## Written exercise
Count how many lines hold the string "enligt". Answer with that number and nothing more.

------ Raw records

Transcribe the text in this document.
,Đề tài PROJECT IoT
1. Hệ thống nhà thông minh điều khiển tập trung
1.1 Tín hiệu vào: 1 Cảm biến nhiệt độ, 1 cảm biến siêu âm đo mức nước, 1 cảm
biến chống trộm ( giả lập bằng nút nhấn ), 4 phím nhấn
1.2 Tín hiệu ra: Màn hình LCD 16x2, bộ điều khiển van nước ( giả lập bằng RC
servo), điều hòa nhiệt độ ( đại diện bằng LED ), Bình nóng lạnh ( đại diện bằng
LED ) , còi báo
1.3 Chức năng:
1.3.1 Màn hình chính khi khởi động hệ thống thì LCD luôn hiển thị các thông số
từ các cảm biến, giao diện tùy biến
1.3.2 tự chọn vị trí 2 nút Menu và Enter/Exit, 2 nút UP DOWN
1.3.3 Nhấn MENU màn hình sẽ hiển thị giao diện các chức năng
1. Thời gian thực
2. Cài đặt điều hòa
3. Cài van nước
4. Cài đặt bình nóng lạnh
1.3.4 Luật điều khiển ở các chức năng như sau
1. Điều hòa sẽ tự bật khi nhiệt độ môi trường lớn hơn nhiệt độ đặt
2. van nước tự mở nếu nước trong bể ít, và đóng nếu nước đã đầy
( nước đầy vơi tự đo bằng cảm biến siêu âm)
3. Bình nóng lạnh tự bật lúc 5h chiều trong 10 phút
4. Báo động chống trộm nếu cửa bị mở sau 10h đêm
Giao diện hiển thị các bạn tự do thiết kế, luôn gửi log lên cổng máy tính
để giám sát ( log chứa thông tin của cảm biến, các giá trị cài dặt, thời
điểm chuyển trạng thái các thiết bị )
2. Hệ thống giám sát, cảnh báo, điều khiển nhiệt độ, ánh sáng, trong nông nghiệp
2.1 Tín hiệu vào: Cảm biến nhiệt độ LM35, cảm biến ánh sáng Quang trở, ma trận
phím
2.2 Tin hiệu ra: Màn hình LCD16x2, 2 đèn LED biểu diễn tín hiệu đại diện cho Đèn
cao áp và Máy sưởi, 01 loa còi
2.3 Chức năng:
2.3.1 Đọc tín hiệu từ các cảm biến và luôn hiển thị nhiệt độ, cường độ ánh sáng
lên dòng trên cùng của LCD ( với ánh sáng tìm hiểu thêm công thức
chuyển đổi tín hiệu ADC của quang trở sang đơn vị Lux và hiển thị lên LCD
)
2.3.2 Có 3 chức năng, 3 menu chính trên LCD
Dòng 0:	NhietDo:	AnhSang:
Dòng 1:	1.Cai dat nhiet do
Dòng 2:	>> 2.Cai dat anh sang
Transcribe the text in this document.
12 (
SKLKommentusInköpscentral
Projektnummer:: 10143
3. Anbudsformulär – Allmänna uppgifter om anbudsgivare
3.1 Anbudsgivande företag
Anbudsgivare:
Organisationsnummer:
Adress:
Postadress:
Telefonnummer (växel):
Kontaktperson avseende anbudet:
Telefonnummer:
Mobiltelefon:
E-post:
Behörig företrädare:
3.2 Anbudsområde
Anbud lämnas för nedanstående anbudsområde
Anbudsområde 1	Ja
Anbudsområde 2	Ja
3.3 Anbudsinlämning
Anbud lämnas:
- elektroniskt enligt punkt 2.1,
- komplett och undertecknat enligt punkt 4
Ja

------------

## Task solution
2